### [Work instructions]
Go through the listing below and gather every line with the word "Jass".

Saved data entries
┌──

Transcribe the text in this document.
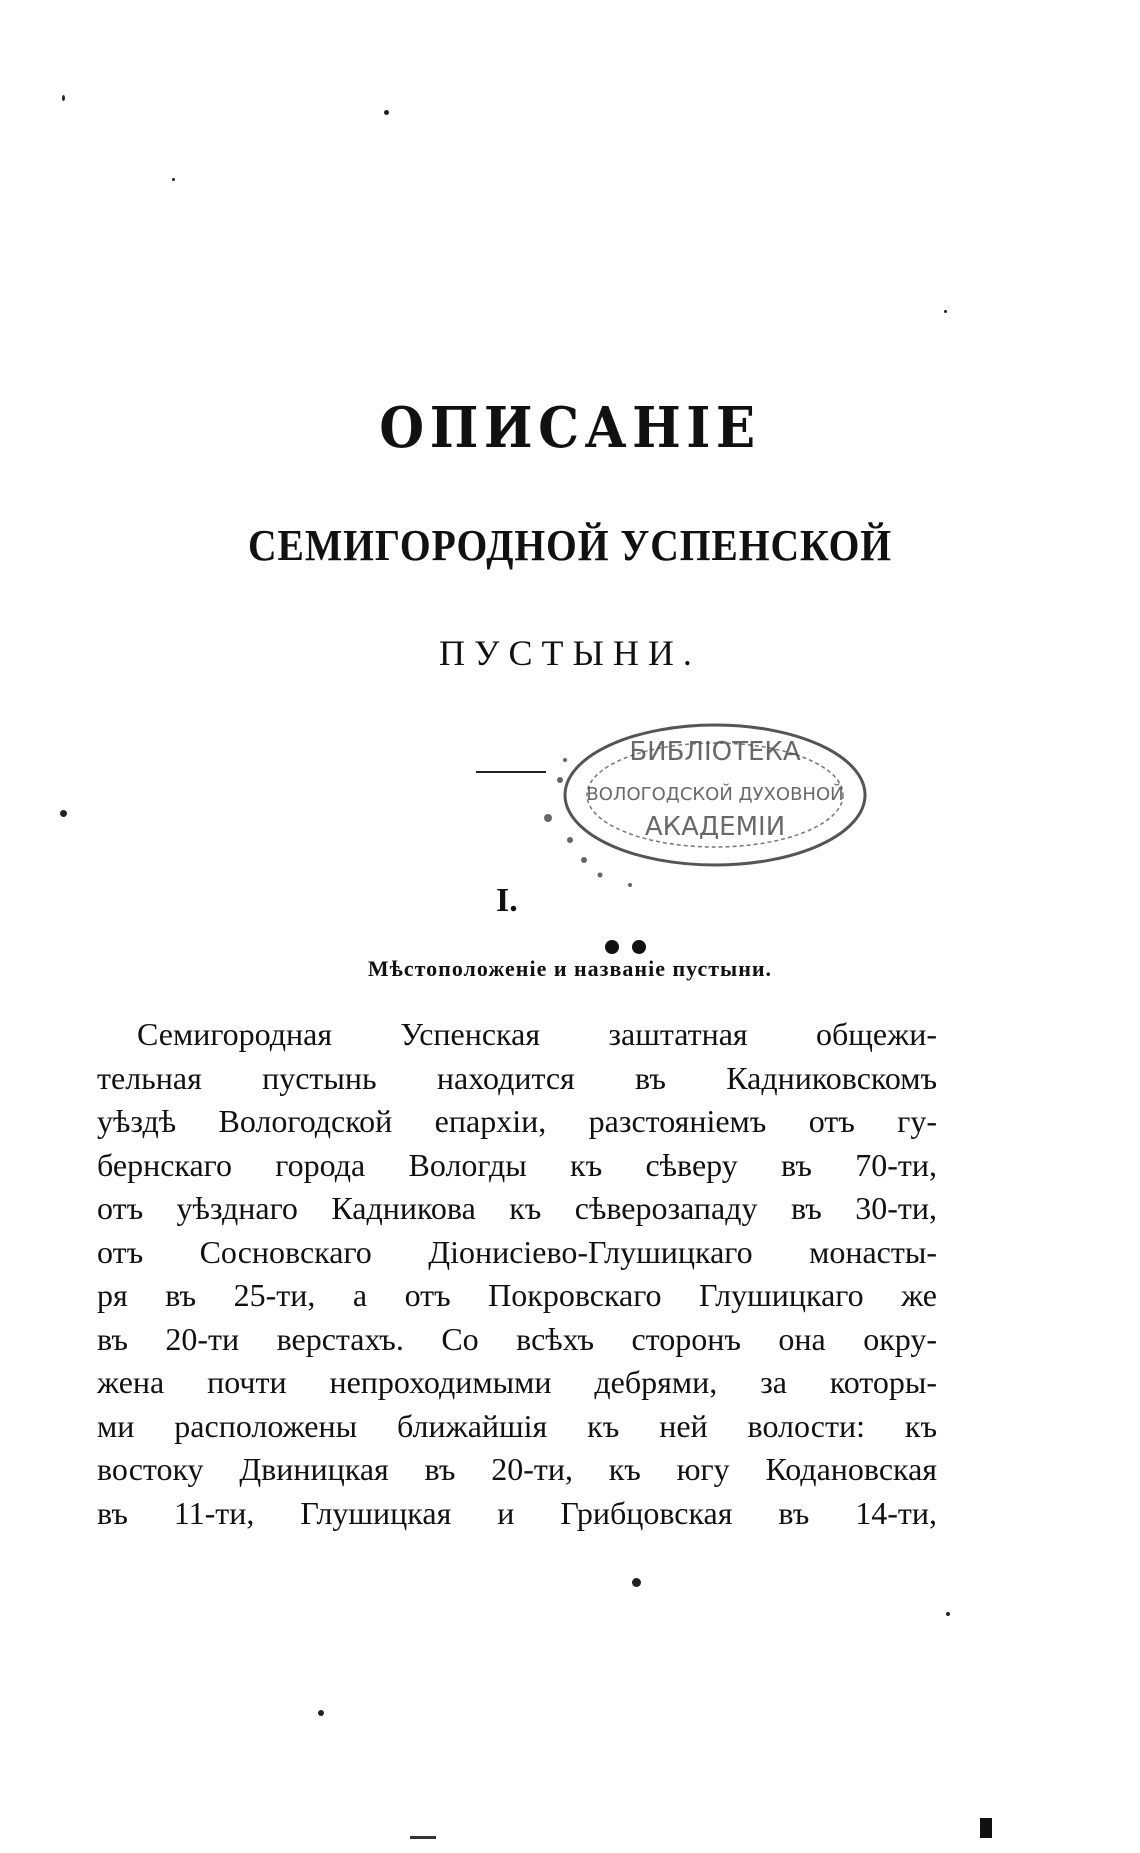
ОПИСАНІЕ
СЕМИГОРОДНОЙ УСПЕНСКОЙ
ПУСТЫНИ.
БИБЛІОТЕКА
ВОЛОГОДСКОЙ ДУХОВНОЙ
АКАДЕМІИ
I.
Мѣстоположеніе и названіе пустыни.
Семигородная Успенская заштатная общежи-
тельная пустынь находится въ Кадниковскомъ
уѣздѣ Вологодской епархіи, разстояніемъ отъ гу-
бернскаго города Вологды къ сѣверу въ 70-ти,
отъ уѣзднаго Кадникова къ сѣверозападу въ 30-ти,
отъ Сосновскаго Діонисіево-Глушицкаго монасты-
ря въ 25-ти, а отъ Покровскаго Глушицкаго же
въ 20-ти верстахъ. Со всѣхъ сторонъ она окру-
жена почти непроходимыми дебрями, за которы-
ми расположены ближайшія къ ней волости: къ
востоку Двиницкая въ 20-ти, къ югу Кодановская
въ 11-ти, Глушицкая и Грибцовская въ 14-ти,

└──
┌──

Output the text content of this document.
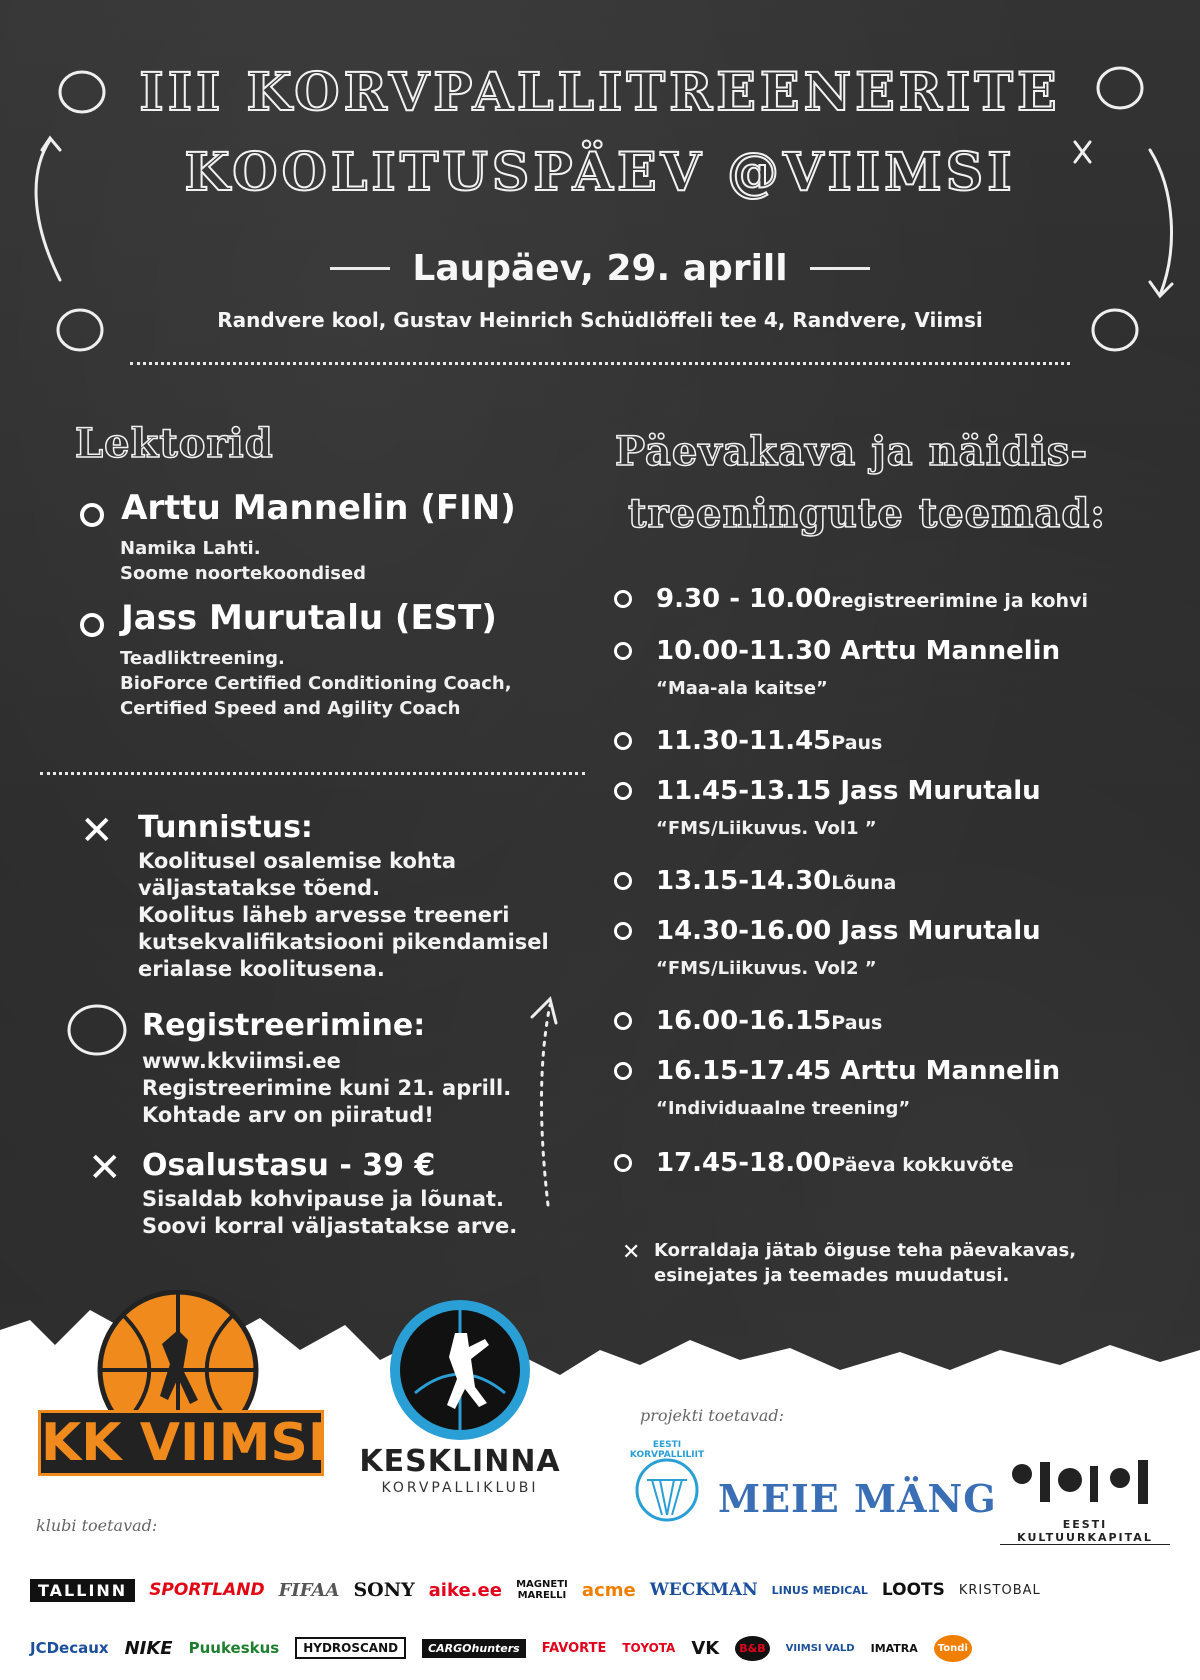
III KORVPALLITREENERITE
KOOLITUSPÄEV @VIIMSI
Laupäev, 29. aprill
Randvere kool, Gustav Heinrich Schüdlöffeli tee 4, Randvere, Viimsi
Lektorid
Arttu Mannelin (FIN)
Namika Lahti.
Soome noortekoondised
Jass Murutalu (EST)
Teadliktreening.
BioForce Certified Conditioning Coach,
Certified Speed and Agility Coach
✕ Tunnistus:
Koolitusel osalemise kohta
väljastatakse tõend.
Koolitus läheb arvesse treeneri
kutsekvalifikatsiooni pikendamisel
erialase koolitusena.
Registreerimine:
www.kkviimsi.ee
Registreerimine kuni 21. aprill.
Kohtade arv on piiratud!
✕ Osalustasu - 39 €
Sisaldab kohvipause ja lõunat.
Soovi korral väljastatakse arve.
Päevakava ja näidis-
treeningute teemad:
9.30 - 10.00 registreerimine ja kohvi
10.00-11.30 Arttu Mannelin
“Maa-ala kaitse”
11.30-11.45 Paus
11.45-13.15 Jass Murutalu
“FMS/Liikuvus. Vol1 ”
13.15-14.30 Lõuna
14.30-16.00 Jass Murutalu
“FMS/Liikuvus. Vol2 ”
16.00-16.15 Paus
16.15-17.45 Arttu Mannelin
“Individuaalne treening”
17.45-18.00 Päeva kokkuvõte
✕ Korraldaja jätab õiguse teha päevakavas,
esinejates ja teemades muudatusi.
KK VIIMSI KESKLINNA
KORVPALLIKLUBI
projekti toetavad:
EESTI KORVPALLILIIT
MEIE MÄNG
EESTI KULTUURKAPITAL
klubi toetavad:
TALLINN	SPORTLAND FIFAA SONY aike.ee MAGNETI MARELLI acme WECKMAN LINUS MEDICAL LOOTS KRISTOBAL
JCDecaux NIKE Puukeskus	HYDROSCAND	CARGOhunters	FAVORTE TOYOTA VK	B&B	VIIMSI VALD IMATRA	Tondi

└──

### [The solution]
Jass Murutalu (EST)
11.45-13.15 Jass Murutalu
14.30-16.00 Jass Murutalu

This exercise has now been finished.